#### SELECTED PASSAGE
══════════════════════════════

As quantum computers approach the capability to break classical public-key systems, enterprises and agencies must begin PQC migration now. With the first NIST post-quantum standards finalized in 2024, organizations should inventory their cryptographic assets and plan transitions without delay.

This preparation is guided by national roadmaps (US, UK, EU, etc.) targeting full PQC adoption by ~2035. Key principles are hybrid cryptography (combining classical and quantum-resistant algorithms) and crypto agility (architectures that allow swapping algorithms).

Below is a detailed, implementation‑focused checklist of tasks and considerations, divided by category. Each task includes short-term (near-term) and long-term actions aligned with timeline milestones.

PQC Migration Timesline and Milestones

Migration Timeline and Milestones

  • By 2028 (Near-Term): Discovery & Planning.

══════════════════════════════

#### DATASET ENTRIES
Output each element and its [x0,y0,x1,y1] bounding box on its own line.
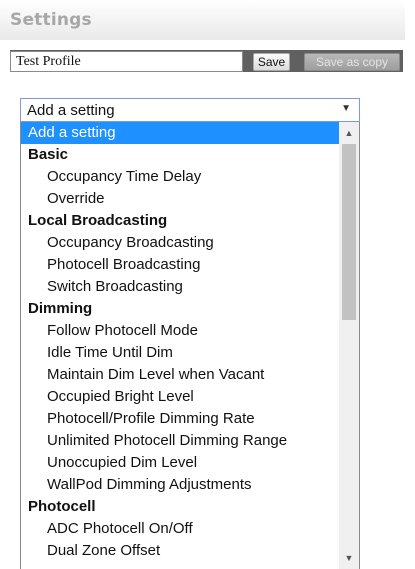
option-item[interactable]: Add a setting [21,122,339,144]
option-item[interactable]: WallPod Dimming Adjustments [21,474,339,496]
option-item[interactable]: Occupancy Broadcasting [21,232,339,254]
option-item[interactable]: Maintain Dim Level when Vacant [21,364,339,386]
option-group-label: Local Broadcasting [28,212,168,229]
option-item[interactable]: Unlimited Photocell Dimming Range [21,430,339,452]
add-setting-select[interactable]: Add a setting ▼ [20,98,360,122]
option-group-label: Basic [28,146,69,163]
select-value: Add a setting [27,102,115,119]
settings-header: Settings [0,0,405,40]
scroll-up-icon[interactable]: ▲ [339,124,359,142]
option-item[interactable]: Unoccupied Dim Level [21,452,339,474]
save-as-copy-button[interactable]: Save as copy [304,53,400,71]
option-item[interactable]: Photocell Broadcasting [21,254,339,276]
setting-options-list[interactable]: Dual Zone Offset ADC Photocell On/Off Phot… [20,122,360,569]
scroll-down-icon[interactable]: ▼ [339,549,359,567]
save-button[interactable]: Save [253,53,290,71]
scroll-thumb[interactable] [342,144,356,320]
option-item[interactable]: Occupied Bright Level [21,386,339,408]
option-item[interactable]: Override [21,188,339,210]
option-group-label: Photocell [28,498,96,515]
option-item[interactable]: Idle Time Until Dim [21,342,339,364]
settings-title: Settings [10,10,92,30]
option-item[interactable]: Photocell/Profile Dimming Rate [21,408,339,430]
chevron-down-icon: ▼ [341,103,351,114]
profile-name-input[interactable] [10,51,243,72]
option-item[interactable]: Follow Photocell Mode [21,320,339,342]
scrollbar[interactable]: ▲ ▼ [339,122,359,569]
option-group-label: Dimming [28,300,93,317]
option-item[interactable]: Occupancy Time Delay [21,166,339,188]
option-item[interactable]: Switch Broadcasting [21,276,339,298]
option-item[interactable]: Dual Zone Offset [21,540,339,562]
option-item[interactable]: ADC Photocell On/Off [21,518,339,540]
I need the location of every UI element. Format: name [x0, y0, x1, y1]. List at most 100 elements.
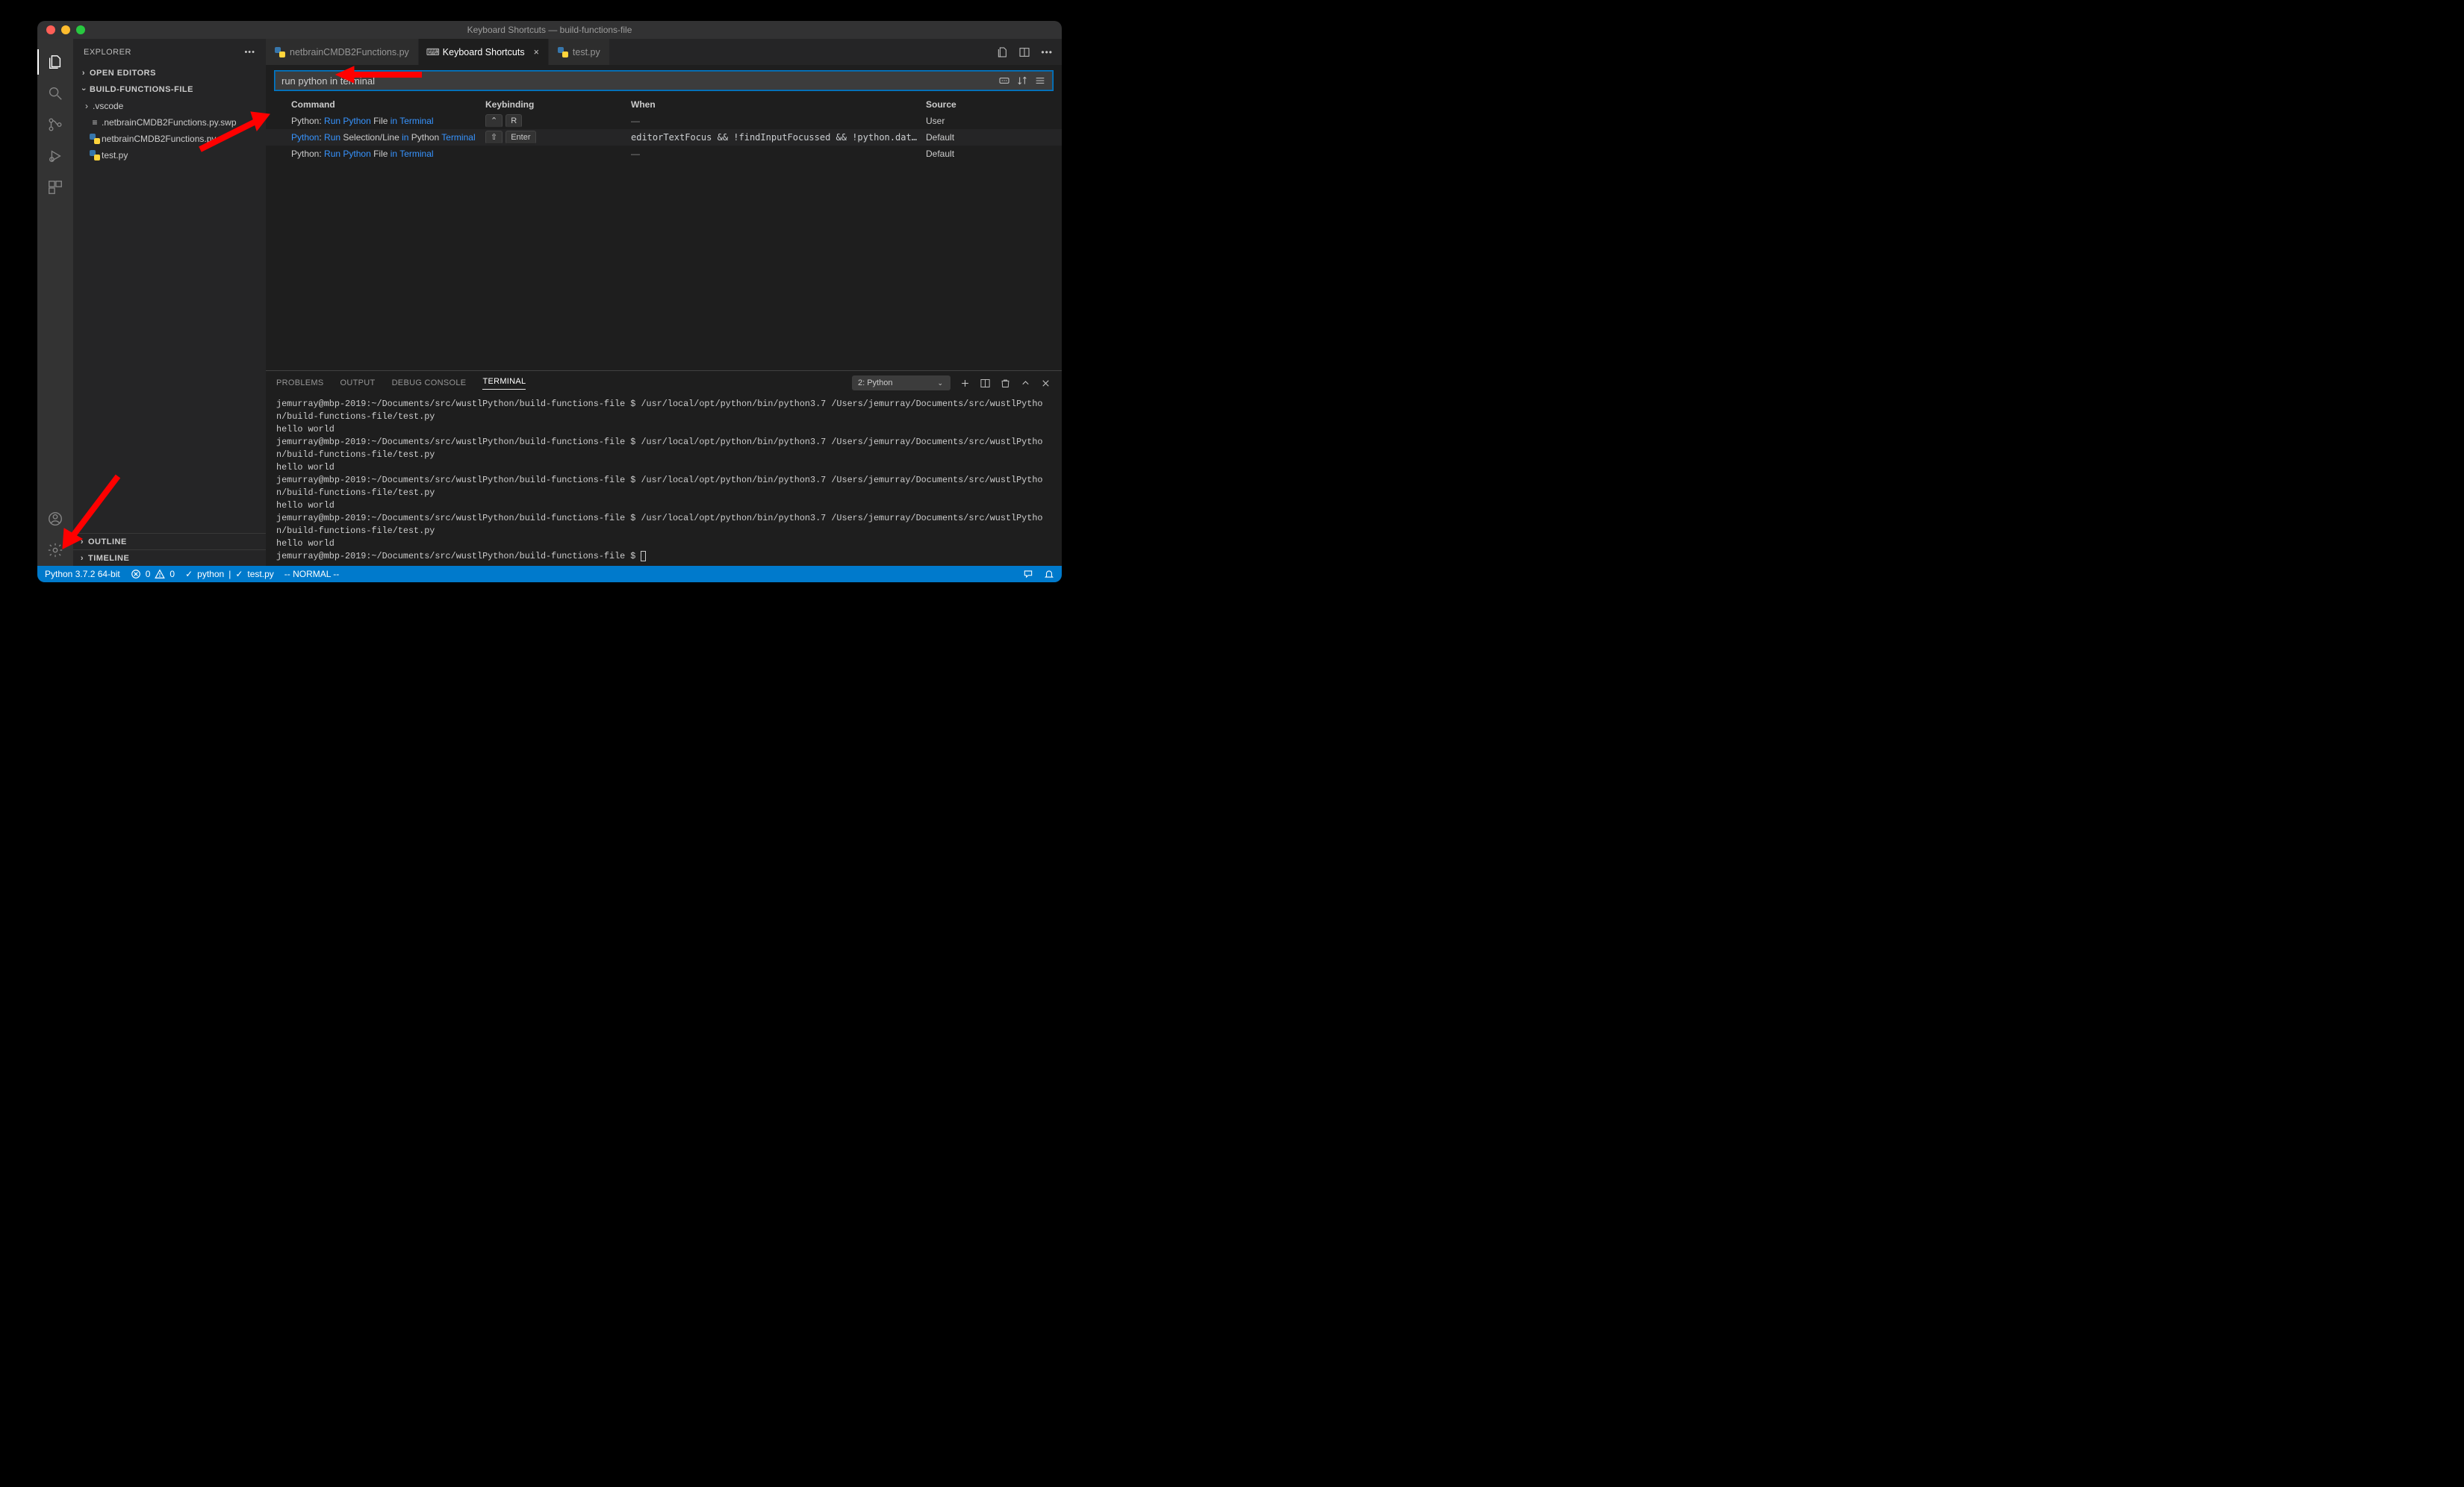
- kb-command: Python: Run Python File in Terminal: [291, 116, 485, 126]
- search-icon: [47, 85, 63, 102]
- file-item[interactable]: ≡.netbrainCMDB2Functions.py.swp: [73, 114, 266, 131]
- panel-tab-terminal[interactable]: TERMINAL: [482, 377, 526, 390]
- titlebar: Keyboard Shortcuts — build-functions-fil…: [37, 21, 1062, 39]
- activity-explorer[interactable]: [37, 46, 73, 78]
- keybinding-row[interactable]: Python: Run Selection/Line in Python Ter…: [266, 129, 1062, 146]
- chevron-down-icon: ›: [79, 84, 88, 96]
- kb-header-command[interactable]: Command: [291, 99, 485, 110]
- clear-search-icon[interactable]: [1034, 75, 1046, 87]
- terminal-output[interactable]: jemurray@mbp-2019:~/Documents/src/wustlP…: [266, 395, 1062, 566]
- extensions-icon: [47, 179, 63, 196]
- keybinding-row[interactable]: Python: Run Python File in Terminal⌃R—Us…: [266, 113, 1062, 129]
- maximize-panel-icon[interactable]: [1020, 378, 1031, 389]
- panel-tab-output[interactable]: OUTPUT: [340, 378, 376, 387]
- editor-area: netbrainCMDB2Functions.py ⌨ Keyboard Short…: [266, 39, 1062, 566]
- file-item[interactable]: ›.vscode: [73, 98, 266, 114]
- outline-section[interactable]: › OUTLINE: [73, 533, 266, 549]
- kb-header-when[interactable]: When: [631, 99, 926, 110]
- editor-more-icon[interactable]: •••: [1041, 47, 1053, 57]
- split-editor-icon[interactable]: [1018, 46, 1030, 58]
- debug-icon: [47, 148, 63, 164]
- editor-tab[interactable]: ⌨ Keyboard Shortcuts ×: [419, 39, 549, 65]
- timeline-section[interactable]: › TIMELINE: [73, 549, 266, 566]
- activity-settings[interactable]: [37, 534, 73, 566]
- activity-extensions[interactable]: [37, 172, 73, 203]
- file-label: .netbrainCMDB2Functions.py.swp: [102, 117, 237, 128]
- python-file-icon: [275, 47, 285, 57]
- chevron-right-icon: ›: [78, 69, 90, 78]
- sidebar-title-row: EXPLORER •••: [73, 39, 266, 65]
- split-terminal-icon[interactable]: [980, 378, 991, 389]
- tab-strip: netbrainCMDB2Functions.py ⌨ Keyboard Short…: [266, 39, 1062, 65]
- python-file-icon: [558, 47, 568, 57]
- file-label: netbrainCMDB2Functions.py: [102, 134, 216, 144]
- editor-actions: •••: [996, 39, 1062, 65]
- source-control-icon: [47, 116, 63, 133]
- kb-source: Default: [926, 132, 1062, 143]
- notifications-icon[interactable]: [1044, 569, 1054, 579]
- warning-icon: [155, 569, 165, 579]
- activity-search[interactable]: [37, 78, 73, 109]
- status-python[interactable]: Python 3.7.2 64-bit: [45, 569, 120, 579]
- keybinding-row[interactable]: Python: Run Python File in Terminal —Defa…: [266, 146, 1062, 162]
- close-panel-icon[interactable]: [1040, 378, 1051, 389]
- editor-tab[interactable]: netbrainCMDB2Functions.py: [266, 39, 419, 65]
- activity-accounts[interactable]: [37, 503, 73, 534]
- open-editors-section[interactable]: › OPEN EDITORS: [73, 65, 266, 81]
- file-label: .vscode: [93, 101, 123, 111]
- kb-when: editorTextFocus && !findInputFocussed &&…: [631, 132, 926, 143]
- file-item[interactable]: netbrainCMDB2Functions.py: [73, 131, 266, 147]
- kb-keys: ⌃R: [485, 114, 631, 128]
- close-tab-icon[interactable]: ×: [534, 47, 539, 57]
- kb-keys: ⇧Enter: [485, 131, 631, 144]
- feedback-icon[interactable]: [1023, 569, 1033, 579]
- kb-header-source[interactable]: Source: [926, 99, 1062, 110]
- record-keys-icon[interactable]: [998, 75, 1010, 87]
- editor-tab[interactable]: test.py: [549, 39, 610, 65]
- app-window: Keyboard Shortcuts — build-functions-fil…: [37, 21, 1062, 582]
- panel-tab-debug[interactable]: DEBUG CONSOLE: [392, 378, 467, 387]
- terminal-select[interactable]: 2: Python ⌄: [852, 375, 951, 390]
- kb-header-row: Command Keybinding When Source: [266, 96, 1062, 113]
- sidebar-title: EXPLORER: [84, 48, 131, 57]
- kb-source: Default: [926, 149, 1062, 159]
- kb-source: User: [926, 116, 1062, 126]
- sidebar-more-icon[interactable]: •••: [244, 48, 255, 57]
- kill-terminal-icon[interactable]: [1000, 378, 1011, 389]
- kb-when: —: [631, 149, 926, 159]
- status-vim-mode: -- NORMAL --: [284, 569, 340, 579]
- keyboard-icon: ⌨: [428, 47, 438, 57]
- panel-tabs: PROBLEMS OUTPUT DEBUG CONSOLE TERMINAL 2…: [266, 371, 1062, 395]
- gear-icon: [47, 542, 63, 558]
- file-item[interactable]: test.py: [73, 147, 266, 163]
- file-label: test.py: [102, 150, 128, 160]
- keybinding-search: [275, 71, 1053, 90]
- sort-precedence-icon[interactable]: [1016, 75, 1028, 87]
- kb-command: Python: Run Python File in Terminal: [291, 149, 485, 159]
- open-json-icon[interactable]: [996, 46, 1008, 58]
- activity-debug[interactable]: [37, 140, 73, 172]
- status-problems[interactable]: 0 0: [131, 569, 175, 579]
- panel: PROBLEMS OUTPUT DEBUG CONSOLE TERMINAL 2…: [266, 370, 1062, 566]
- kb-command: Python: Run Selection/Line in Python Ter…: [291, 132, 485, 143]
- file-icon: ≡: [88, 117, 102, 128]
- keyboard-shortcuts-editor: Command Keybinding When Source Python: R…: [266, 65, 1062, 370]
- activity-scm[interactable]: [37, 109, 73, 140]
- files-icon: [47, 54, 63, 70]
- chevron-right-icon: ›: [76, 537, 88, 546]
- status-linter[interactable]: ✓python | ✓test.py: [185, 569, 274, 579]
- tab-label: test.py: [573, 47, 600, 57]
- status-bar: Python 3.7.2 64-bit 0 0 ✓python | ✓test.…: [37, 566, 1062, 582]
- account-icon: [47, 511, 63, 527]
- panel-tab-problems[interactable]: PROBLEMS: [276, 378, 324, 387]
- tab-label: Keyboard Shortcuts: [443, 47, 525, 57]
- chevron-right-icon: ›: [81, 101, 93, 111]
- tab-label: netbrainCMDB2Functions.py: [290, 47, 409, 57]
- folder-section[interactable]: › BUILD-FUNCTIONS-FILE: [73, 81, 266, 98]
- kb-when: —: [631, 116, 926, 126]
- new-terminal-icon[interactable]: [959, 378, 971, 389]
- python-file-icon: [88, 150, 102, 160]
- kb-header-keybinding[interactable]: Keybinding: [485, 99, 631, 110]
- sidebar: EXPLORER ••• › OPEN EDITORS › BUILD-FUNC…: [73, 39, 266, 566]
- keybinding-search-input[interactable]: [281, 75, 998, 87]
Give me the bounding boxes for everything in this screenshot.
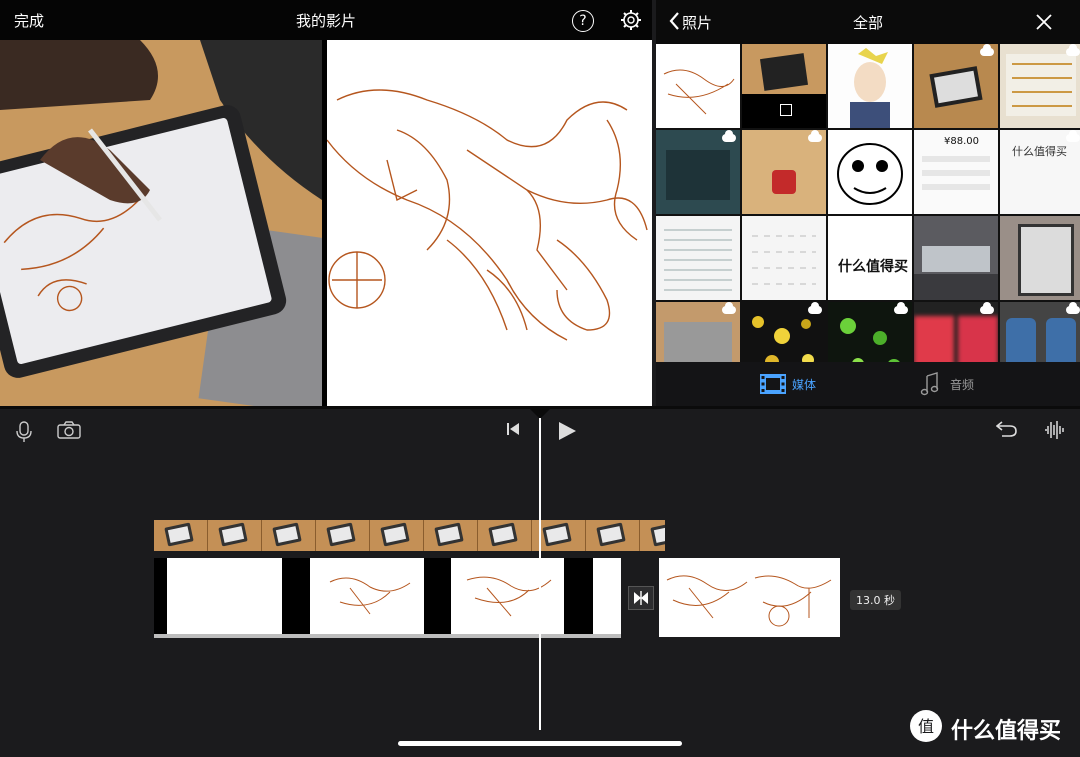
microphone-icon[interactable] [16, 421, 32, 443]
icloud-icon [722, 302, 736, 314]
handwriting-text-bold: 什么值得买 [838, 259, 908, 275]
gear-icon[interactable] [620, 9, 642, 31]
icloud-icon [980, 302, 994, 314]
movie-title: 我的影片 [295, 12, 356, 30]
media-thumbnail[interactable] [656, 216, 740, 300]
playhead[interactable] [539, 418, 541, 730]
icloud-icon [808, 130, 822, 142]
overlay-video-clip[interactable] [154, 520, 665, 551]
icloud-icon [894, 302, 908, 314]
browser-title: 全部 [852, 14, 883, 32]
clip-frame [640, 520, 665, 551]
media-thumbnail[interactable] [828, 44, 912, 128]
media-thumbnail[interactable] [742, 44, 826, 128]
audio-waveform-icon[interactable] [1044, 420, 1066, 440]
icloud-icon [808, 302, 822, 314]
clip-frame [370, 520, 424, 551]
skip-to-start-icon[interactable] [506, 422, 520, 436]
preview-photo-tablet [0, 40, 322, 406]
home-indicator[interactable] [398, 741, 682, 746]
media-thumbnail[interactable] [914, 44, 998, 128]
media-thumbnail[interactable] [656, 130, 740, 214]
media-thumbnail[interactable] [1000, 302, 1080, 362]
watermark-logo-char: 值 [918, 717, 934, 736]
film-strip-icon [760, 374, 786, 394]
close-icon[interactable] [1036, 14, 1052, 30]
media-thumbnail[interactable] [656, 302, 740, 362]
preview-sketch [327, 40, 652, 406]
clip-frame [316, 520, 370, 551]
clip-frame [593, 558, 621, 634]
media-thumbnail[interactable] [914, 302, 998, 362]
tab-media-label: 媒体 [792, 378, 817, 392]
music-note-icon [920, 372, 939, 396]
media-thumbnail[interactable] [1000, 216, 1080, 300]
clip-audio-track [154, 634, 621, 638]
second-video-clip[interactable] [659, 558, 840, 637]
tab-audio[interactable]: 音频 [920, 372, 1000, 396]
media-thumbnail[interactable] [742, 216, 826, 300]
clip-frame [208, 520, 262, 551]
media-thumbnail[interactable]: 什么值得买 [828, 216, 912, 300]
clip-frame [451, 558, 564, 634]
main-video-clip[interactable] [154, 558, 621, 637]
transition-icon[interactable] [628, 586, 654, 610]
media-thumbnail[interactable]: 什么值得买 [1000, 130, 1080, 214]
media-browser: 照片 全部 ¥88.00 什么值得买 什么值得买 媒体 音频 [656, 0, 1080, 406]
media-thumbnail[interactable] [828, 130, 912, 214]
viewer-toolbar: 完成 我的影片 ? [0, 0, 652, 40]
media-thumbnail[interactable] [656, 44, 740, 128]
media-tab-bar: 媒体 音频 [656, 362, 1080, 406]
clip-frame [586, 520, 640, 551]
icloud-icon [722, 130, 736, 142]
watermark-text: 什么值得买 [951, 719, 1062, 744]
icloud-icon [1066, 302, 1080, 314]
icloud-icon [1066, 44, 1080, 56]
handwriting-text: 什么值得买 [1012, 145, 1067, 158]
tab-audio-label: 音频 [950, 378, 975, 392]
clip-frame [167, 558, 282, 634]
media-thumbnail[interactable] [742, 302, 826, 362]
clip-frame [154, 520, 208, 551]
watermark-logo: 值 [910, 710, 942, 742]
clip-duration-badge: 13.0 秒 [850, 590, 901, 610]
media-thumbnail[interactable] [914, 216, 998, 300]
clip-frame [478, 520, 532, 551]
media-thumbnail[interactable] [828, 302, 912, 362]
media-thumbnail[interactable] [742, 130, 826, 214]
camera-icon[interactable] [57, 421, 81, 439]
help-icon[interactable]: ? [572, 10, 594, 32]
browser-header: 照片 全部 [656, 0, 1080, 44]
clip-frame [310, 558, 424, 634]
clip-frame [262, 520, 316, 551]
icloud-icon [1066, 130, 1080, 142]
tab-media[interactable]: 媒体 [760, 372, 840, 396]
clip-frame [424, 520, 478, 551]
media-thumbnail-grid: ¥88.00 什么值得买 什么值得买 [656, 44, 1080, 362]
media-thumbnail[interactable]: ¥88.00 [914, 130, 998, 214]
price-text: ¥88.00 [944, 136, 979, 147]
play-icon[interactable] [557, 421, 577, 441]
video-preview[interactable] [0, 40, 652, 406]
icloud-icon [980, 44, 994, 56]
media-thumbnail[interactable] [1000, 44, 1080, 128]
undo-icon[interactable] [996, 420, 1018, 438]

══════════════════════════════

#### YOUR TASKS
**A.** According to the PQC migration text, in what year were the first NIST post-quantum standards finalized?
**B.** Please retype the PQC migration text starting with "As quantum computers" and going on through "allow swapping algorithms).".

#### RESPONSES FOR EACH TASK
**A.** 2024

**B.**
As quantum computers approach the capability to break classical public-key systems, enterprises and agencies must begin PQC migration now. With the first NIST post-quantum standards finalized in 2024, organizations should inventory their cryptographic assets and plan transitions without delay.

This preparation is guided by national roadmaps (US, UK, EU, etc.) targeting full PQC adoption by ~2035. Key principles are hybrid cryptography (combining classical and quantum-resistant algorithms) and crypto agility (architectures that allow swapping algorithms).